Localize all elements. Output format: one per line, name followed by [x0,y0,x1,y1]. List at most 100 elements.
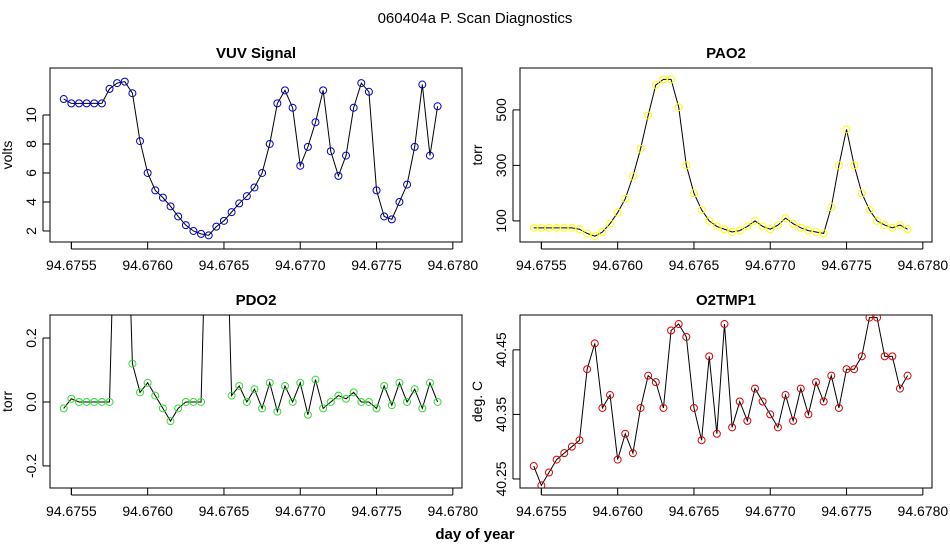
data-point [773,221,782,230]
series-line [63,81,439,236]
data-point [583,229,592,238]
data-point [750,216,759,225]
page-title: 060404a P. Scan Diagnostics [378,10,573,27]
data-point [575,225,584,234]
data-point [682,332,691,341]
data-point [121,111,128,118]
panel: PDO2 torr 94.6755 94.6760 94.6765 94.6770 94.6… [0,111,478,519]
data-point [174,404,183,413]
data-point [380,212,389,221]
plot-box [519,67,933,243]
data-point [674,320,683,329]
data-point [857,352,866,361]
data-point [766,410,775,419]
y-axis-label: volts [0,141,15,170]
data-point [166,417,175,426]
data-point [857,189,866,198]
x-tick-label: 94.6755 [516,503,567,519]
x-tick-label: 94.6775 [821,503,872,519]
data-point [812,378,821,387]
data-layer [529,75,912,241]
data-point [529,462,538,471]
data-point [819,229,828,238]
data-point [265,378,274,387]
data-point [621,429,630,438]
data-point [667,326,676,335]
data-point [789,219,798,228]
data-point [273,99,282,108]
data-point [850,365,859,374]
data-point [433,397,442,406]
data-point [114,111,121,118]
data-point [372,186,381,195]
x-tick-label: 94.6765 [669,257,720,273]
x-tick-label: 94.6770 [745,503,796,519]
data-point [189,397,198,406]
data-point [205,111,212,118]
data-point [258,404,267,413]
data-point [590,339,599,348]
y-tick-label: 4 [23,198,39,206]
data-point [758,222,767,231]
data-point [151,391,160,400]
data-point [819,397,828,406]
data-point [796,384,805,393]
data-point [288,103,297,112]
data-point [834,161,843,170]
data-point [258,168,267,177]
data-point [181,221,190,230]
panel: VUV Signal volts 94.6755 94.6760 94.6765 94.6… [0,45,478,273]
data-point [880,352,889,361]
data-point [735,397,744,406]
panel: PAO2 torr 94.6755 94.6760 94.6765 94.6770 94.6… [469,45,948,273]
data-point [303,410,312,419]
x-tick-label: 94.6760 [592,257,643,273]
data-point [659,75,668,84]
data-point [689,189,698,198]
y-tick-label: 0.2 [23,328,39,348]
data-point [113,79,122,88]
data-point [781,391,790,400]
data-point [197,229,206,238]
x-tick-label: 94.6760 [122,257,173,273]
data-point [644,111,653,120]
data-point [418,404,427,413]
data-point [781,214,790,223]
data-point [296,378,305,387]
data-point [651,80,660,89]
data-point [90,99,99,108]
x-tick-label: 94.6755 [46,257,97,273]
data-point [311,118,320,127]
data-point [235,381,244,390]
data-point [349,388,358,397]
data-point [143,168,152,177]
data-point [235,199,244,208]
data-point [529,223,538,232]
y-tick-label: 40.45 [493,332,509,367]
data-point [410,142,419,151]
data-point [74,397,83,406]
data-point [789,416,798,425]
data-point [728,228,737,237]
x-tick-label: 94.6780 [428,257,479,273]
data-point [644,371,653,380]
data-point [880,221,889,230]
data-point [174,212,183,221]
data-point [242,192,251,201]
data-point [67,394,76,403]
x-tick-label: 94.6780 [898,503,949,519]
data-point [903,371,912,380]
data-point [151,186,160,195]
data-point [537,481,546,488]
x-tick-label: 94.6765 [199,503,250,519]
data-point [403,397,412,406]
data-point [82,99,91,108]
data-point [750,384,759,393]
data-point [812,228,821,237]
data-point [636,144,645,153]
y-tick-label: 300 [493,154,509,178]
data-point [288,397,297,406]
data-point [59,404,68,413]
series-line [63,315,439,423]
data-point [873,216,882,225]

*The request*. Turn every row above into a JSON list of strings, one string per line, skipping blank lines and leaving out the pictures.

*The completed task*.
[
  "Localize all elements. Output format: one per line, name followed by [x0,y0,x1,y1]. List at most 100 elements.",
  "data-point [773,221,782,230]",
  "series-line [63,81,439,236]",
  "data-point [583,229,592,238]",
  "data-point [750,216,759,225]",
  "page-title: 060404a P. Scan Diagnostics [378,10,573,27]",
  "data-point [575,225,584,234]",
  "data-point [682,332,691,341]",
  "data-point [121,111,128,118]",
  "panel: PDO2 torr 94.6755 94.6760 94.6765 94.6770 94.6… [0,111,478,519]",
  "data-point [174,404,183,413]",
  "data-point [380,212,389,221]",
  "plot-box [519,67,933,243]",
  "data-point [674,320,683,329]",
  "data-point [857,352,866,361]",
  "data-point [766,410,775,419]",
  "y-axis-label: volts [0,141,15,170]",
  "data-point [166,417,175,426]",
  "data-point [857,189,866,198]",
  "x-tick-label: 94.6755 [516,503,567,519]",
  "x-tick-label: 94.6775 [821,503,872,519]",
  "data-point [812,378,821,387]",
  "data-layer [529,75,912,241]",
  "data-point [529,462,538,471]",
  "data-point [819,229,828,238]",
  "data-point [265,378,274,387]",
  "data-point [621,429,630,438]",
  "data-point [667,326,676,335]",
  "data-point [789,219,798,228]",
  "data-point [273,99,282,108]",
  "data-point [850,365,859,374]",
  "data-point [433,397,442,406]",
  "data-point [114,111,121,118]",
  "data-point [372,186,381,195]",
  "x-tick-label: 94.6765 [669,257,720,273]",
  "x-tick-label: 94.6770 [745,503,796,519]",
  "data-point [189,397,198,406]",
  "data-point [205,111,212,118]",
  "data-point [258,404,267,413]",
  "data-point [590,339,599,348]",
  "y-tick-label: 4 [23,198,39,206]",
  "data-point [758,222,767,231]",
  "data-point [151,391,160,400]",
  "data-point [819,397,828,406]",
  "data-point [796,384,805,393]",
  "data-point [288,103,297,112]",
  "data-point [834,161,843,170]",
  "data-point [258,168,267,177]",
  "data-point [181,221,190,230]",
  "panel: VUV Signal volts 94.6755 94.6760 94.6765 94.6… [0,45,478,273]",
  "data-point [880,352,889,361]",
  "data-point [735,397,744,406]",
  "panel: PAO2 torr 94.6755 94.6760 94.6765 94.6770 94.6… [469,45,948,273]",
  "data-point [303,410,312,419]",
  "x-tick-label: 94.6760 [592,257,643,273]",
  "data-point [659,75,668,84]",
  "data-point [689,189,698,198]",
  "y-tick-label: 0.2 [23,328,39,348]",
  "data-point [113,79,122,88]",
  "data-point [781,391,790,400]",
  "data-point [197,229,206,238]",
  "x-tick-label: 94.6760 [122,257,173,273]",
  "data-point [644,111,653,120]",
  "data-point [418,404,427,413]",
  "data-point [781,214,790,223]",
  "data-point [296,378,305,387]",
  "data-point [651,80,660,89]",
  "data-point [90,99,99,108]",
  "x-tick-label: 94.6755 [46,257,97,273]",
  "data-point [311,118,320,127]",
  "data-point [235,381,244,390]",
  "data-point [349,388,358,397]",
  "data-point [143,168,152,177]",
  "data-point [235,199,244,208]",
  "data-point [529,223,538,232]",
  "y-tick-label: 40.45 [493,332,509,367]",
  "data-point [410,142,419,151]",
  "data-point [74,397,83,406]",
  "data-point [789,416,798,425]",
  "data-point [728,228,737,237]",
  "x-tick-label: 94.6780 [428,257,479,273]",
  "data-point [644,371,653,380]",
  "data-point [880,221,889,230]",
  "data-point [174,212,183,221]",
  "data-point [242,192,251,201]",
  "data-point [67,394,76,403]",
  "x-tick-label: 94.6780 [898,503,949,519]",
  "data-point [903,371,912,380]",
  "data-point [151,186,160,195]",
  "data-point [537,481,546,488]",
  "x-tick-label: 94.6765 [199,503,250,519]",
  "data-point [403,397,412,406]",
  "data-point [82,99,91,108]",
  "data-point [750,384,759,393]",
  "data-point [812,228,821,237]",
  "data-point [636,144,645,153]",
  "y-tick-label: 300 [493,154,509,178]",
  "data-point [288,397,297,406]",
  "data-point [59,404,68,413]",
  "series-line [63,315,439,423]",
  "data-point [873,216,882,225]"
]